» **SET TASK 1**: According to the post on visual pattern cards, how many cards are made for the activity?

--- Start READING TEXT ---

## Tuesday, 19 December 2017

### Visual Pattern Cards This activity was inspired by @JoBoalar's TED talks were she talks about people using colours to show how patterns grow. It was also inspired by @FawnpNguyen's awesome VisualPatterns.org site. The premiss is simple, students are each given a card with three terms of a linear pattern on it. They are to recreate the pattern (and add two more terms) using colour to show how it grows. Then they use what they see to help come up with a general term for their pattern.

For this activity there are 32 cards made that have linear patterns in the form Ax, x + B and Ax + B. For grade 7, if your focus is developing the general term, then you should just use the cards with general terms in the form Ax & x + B (patterns that have expressions involving only one operation). • Gr7PA – represent linear growing patterns, using a variety of tools (e.g., concrete materials, paper and pencil, calculators, spreadsheets) and strategies (e.g., make a table of values using the term number and the term; plot the coordinates on a graph; write a pattern rule using words);
• Gr7PA – make predictions about linear growing patterns, through investigation with concrete materials;
• Gr7PA – develop and represent the general term of a linear growing pattern, using algebraic expressions involving one operation (e.g., the general term for the sequence 4, 5, 6, 7, … can be written algebraically as n + 3, where n represents the term number; the general term for the sequence 5, 10, 15, 20, … can be written algebraically as 5n, where n represents the term number);
• Gr8PA – represent, through investigation with concrete materials, the general term of a linear pattern, using one or more algebraic expressions (e.g.,“Using toothpicks, I noticed that 1 square needs 4 toothpicks, 2 connected squares need 7 toothpicks, and 3 connected squares need 10 toothpicks. I think that for n connected squares I will need 4 + 3(n – 1) toothpicks, because the number of toothpicks keeps going up by 3 and I started with 4 toothpicks. Or, if I think of starting with 1 toothpick and adding 3 toothpicks at a time, the pattern can be represented as 1 + 3n.”);
• Gr8PA – represent linear patterns graphically (i.e., make a table of values that shows the term number and the term, and plot the coordinates on a graph), using a variety of tools (e.g., graph paper, calculators, dynamic statistical software);
• Gr8PA – determine a term, given its term number, in a linear pattern that is represented by a graph or an algebraic equation 1. For this activity there are 32 possible cards to use. Print them out on card stock (and laminate them if possible). Cut out each card to create a class set. If you are doing this with grade 7s then you may want two sets of the last two pages of cards since they deal with general terms in the form Ax & x + B.

--- End READING TEXT ---
--- Start MATERIALS PROVIDED ---

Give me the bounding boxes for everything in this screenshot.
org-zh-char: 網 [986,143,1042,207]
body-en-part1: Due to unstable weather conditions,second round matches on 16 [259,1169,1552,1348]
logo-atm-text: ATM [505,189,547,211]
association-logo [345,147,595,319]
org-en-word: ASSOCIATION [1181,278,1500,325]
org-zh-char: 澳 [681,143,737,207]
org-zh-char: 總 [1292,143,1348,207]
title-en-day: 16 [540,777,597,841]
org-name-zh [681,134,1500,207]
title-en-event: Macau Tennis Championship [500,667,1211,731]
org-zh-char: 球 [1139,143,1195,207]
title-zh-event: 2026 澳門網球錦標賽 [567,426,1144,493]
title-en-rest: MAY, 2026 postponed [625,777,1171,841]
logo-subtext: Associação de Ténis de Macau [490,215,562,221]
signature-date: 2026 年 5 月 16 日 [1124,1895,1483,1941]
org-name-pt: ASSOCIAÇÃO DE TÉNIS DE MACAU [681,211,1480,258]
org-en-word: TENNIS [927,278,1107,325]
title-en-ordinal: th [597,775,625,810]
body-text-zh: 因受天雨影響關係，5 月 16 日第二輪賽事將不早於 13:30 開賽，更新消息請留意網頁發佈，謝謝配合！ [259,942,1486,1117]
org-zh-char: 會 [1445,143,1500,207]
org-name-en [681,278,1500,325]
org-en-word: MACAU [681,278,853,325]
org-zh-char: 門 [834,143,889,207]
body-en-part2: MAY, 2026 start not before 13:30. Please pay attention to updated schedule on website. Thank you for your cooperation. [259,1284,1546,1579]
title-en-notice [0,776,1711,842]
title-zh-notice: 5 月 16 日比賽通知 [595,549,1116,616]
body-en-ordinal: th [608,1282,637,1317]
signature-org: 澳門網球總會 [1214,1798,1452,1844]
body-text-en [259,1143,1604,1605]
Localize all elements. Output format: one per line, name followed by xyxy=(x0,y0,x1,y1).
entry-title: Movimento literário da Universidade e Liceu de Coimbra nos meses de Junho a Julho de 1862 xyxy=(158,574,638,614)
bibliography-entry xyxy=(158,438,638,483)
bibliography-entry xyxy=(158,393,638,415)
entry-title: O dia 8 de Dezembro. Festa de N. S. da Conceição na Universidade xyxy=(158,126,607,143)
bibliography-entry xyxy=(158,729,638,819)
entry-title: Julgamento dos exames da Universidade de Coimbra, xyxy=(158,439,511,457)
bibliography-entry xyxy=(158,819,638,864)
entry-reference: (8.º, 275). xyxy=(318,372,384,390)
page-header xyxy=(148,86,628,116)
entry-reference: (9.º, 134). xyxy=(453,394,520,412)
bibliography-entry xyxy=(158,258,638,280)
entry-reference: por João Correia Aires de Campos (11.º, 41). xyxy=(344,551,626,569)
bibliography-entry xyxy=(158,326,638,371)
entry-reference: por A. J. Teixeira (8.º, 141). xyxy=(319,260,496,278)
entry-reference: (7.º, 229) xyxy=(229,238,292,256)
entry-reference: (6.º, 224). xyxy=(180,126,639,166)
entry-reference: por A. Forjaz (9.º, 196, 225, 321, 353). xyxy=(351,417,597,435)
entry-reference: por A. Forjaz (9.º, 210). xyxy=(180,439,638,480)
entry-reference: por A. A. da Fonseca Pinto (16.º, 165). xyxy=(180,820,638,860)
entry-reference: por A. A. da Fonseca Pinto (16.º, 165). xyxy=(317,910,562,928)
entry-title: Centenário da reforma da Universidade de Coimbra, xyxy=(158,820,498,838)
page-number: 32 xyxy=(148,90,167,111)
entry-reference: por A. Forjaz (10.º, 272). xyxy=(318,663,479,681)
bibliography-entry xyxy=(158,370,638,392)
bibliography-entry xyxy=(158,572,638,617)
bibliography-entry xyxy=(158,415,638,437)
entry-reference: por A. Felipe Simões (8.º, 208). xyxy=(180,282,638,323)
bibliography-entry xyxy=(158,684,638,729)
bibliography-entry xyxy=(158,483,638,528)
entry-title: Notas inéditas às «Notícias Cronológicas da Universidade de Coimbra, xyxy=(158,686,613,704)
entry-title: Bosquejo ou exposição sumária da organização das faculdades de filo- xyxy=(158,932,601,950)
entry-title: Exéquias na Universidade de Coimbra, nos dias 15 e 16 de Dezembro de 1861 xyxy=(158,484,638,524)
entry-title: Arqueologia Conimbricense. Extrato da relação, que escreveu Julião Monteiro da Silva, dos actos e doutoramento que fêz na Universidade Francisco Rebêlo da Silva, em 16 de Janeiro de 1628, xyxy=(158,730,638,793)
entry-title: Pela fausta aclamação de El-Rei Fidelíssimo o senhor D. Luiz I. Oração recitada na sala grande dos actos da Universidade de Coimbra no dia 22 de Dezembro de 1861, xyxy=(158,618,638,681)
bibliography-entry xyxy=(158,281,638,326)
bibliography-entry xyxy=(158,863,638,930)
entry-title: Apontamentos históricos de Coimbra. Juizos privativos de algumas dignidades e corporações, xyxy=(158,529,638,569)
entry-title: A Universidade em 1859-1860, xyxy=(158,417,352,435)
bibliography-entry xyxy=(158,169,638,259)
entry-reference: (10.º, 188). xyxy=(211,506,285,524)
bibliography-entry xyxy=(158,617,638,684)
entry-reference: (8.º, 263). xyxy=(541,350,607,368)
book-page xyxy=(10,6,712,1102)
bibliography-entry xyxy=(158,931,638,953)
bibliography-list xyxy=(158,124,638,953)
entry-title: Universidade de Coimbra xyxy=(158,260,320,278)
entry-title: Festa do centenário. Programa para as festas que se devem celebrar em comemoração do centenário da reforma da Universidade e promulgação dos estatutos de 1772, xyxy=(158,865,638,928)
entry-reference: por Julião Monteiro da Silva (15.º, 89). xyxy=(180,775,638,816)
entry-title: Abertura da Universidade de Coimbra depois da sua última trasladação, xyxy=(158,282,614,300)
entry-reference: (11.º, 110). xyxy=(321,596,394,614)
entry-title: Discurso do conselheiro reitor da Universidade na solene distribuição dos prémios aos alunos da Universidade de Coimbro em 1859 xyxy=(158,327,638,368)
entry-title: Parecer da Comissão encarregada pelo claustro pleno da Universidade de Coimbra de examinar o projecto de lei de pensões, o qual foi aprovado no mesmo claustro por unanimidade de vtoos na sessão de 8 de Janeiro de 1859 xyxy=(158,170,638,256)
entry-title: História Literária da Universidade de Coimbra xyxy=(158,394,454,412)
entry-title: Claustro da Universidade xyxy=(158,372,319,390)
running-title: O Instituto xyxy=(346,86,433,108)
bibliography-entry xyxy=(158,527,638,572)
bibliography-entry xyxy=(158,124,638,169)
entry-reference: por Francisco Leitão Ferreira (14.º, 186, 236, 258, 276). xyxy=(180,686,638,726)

--- End MATERIALS PROVIDED ---

» **SET TASK 2**: Retype the saved entries line for line, beginning with their first line and ending with the line that contains "entry-reference: por João", including both ends.

» **WRITTEN ANSWER 1**: 32 cards

» **WRITTEN ANSWER 2**:
Give me the bounding boxes for everything in this screenshot.
org-zh-char: 網 [986,143,1042,207]
body-en-part1: Due to unstable weather conditions,second round matches on 16 [259,1169,1552,1348]
logo-atm-text: ATM [505,189,547,211]
association-logo [345,147,595,319]
org-en-word: ASSOCIATION [1181,278,1500,325]
org-zh-char: 澳 [681,143,737,207]
org-zh-char: 總 [1292,143,1348,207]
title-en-day: 16 [540,777,597,841]
org-name-zh [681,134,1500,207]
title-en-event: Macau Tennis Championship [500,667,1211,731]
org-zh-char: 球 [1139,143,1195,207]
title-zh-event: 2026 澳門網球錦標賽 [567,426,1144,493]
title-en-rest: MAY, 2026 postponed [625,777,1171,841]
logo-subtext: Associação de Ténis de Macau [490,215,562,221]
signature-date: 2026 年 5 月 16 日 [1124,1895,1483,1941]
org-name-pt: ASSOCIAÇÃO DE TÉNIS DE MACAU [681,211,1480,258]
org-en-word: TENNIS [927,278,1107,325]
title-en-ordinal: th [597,775,625,810]
body-text-zh: 因受天雨影響關係，5 月 16 日第二輪賽事將不早於 13:30 開賽，更新消息請留意網頁發佈，謝謝配合！ [259,942,1486,1117]
org-zh-char: 會 [1445,143,1500,207]
org-name-en [681,278,1500,325]
org-en-word: MACAU [681,278,853,325]
org-zh-char: 門 [834,143,889,207]
body-en-part2: MAY, 2026 start not before 13:30. Please pay attention to updated schedule on website. Thank you for your cooperation. [259,1284,1546,1579]
title-en-notice [0,776,1711,842]
title-zh-notice: 5 月 16 日比賽通知 [595,549,1116,616]
body-en-ordinal: th [608,1282,637,1317]
signature-org: 澳門網球總會 [1214,1798,1452,1844]
body-text-en [259,1143,1604,1605]
Localize all elements. Output format: one per line, name followed by xyxy=(x0,y0,x1,y1).
entry-title: Movimento literário da Universidade e Liceu de Coimbra nos meses de Junho a Julho de 1862 xyxy=(158,574,638,614)
bibliography-entry xyxy=(158,438,638,483)
bibliography-entry xyxy=(158,393,638,415)
entry-title: O dia 8 de Dezembro. Festa de N. S. da Conceição na Universidade xyxy=(158,126,607,143)
bibliography-entry xyxy=(158,729,638,819)
entry-title: Julgamento dos exames da Universidade de Coimbra, xyxy=(158,439,511,457)
bibliography-entry xyxy=(158,819,638,864)
entry-reference: (8.º, 275). xyxy=(318,372,384,390)
page-header xyxy=(148,86,628,116)
entry-reference: (9.º, 134). xyxy=(453,394,520,412)
bibliography-entry xyxy=(158,258,638,280)
entry-reference: por João Correia Aires de Campos (11.º, 41). xyxy=(344,551,626,569)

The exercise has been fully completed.